:: What to produce ::
Look over the entries that follow and work out how many lines contain "ISABELA". State the number only.

:: Supplied information ::
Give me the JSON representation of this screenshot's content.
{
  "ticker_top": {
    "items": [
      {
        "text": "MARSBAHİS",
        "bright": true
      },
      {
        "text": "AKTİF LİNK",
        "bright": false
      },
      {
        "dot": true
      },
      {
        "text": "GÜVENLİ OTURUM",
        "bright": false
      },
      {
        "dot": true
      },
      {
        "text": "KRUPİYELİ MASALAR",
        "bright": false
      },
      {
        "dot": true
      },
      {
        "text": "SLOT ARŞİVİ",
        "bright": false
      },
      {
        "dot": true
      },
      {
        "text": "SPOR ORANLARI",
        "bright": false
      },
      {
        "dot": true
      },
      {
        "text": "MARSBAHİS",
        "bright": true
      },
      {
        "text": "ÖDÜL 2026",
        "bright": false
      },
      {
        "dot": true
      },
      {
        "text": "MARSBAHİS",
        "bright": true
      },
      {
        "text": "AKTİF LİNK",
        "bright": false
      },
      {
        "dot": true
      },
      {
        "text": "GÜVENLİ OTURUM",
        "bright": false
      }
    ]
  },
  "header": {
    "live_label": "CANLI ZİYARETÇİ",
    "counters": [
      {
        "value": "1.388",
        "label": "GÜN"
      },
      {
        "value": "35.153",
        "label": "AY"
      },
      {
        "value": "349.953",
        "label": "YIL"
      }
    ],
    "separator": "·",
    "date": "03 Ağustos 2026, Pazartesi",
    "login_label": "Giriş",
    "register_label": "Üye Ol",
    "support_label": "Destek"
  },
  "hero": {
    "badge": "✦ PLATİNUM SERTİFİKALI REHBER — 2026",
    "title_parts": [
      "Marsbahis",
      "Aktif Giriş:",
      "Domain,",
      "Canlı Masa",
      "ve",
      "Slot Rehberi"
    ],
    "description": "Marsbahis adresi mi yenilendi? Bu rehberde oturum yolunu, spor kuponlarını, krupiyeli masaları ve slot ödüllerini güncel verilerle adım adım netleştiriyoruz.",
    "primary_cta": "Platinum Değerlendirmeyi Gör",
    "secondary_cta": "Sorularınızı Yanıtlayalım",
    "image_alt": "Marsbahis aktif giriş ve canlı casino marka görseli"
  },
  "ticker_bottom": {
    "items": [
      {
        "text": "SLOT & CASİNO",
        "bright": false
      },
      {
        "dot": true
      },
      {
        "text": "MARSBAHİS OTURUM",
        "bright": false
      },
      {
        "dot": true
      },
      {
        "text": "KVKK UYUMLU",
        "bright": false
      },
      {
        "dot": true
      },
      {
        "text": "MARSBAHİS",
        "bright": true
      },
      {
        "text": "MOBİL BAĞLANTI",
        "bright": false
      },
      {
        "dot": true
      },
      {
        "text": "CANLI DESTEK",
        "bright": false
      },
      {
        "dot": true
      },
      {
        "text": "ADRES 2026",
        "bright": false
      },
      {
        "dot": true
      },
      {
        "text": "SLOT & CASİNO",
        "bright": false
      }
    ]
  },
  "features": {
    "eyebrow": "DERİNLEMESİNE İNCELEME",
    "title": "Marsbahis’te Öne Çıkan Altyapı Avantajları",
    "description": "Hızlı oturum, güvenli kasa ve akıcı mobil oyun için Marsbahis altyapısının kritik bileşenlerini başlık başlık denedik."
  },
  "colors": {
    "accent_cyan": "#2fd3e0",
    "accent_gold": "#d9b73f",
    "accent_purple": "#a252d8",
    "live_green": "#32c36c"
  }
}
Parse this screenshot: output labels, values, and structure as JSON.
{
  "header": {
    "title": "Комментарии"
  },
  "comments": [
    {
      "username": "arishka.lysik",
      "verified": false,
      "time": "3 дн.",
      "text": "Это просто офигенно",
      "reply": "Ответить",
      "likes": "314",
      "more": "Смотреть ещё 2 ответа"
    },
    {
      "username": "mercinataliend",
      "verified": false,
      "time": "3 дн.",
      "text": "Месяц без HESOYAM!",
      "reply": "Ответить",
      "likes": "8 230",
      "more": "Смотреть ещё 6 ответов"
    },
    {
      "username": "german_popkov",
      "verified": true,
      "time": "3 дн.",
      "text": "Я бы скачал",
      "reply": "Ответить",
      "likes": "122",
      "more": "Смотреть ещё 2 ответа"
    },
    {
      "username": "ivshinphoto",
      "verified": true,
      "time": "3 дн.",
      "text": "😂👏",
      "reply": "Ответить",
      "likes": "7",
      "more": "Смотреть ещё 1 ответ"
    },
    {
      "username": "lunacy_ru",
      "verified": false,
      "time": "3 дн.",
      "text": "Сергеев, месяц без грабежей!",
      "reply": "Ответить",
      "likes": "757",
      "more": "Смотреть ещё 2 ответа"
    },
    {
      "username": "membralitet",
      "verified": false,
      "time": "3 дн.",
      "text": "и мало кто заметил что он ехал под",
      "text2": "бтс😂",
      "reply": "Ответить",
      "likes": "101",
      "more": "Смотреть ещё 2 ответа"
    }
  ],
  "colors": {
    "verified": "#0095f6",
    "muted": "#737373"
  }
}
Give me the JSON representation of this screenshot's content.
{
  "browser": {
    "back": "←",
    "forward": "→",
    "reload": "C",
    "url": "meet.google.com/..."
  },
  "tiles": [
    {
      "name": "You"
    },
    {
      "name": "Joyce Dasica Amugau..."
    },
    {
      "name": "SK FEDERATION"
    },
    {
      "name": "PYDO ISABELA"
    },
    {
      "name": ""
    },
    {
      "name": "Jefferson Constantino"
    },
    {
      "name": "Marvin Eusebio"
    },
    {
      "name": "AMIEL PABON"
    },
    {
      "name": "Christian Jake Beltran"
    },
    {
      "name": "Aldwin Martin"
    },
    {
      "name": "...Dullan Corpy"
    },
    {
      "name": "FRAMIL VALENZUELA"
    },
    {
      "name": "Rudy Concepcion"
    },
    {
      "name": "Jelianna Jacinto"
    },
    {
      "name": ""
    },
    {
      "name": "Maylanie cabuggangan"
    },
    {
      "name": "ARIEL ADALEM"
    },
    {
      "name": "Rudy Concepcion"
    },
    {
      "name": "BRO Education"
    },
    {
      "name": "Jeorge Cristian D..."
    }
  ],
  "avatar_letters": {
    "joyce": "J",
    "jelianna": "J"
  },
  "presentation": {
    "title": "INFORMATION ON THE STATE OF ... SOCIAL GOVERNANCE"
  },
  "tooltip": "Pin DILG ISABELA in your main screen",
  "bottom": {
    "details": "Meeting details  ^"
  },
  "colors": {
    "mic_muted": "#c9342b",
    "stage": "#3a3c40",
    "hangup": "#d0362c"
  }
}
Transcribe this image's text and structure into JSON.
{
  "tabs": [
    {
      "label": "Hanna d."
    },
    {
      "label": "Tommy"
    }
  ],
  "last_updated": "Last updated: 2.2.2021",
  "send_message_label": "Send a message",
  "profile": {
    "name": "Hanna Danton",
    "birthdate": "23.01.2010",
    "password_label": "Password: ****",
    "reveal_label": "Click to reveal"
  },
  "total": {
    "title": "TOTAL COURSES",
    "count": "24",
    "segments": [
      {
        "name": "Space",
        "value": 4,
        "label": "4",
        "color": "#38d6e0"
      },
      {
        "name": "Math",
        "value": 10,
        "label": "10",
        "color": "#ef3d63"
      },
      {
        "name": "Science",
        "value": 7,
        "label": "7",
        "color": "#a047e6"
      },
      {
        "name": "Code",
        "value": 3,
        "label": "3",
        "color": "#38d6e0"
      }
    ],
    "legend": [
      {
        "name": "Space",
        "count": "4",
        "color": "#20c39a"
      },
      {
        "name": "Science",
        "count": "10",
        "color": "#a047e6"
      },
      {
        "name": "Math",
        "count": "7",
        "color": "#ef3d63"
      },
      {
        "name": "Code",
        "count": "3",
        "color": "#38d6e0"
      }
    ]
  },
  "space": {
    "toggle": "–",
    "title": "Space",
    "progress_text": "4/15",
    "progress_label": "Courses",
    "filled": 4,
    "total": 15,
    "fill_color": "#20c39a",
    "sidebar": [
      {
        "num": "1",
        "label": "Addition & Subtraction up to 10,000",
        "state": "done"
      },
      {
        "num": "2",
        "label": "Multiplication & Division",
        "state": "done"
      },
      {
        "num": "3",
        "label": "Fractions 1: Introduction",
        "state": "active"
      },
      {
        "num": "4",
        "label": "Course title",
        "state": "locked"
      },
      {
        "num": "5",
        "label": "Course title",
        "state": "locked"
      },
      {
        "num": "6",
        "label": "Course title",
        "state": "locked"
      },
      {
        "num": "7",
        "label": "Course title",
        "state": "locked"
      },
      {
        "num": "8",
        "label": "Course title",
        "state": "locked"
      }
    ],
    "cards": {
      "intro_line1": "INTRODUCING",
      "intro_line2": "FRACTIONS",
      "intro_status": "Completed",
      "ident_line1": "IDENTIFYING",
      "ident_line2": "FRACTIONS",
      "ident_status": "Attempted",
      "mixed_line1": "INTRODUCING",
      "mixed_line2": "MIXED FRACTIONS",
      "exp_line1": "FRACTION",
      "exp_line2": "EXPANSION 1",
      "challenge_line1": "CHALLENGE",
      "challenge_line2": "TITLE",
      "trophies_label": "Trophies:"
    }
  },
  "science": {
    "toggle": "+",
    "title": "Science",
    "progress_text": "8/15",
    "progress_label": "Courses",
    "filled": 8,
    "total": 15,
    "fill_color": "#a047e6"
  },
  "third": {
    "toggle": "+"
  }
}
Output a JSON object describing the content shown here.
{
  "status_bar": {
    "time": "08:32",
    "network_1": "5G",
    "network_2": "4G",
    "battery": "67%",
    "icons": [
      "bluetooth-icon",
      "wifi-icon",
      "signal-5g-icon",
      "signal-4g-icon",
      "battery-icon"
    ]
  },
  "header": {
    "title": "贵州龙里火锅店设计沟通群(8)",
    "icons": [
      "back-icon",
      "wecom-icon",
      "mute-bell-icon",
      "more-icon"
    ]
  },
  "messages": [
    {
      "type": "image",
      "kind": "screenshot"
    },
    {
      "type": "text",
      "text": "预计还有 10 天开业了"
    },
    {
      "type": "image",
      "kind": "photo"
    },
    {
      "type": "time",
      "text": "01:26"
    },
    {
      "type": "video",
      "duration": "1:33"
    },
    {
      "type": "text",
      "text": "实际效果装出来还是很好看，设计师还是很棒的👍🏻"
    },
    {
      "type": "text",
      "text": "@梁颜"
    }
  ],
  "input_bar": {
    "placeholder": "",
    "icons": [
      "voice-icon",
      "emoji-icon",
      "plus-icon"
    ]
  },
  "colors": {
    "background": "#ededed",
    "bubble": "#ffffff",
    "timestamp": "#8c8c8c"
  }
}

:: Output for this task ::
2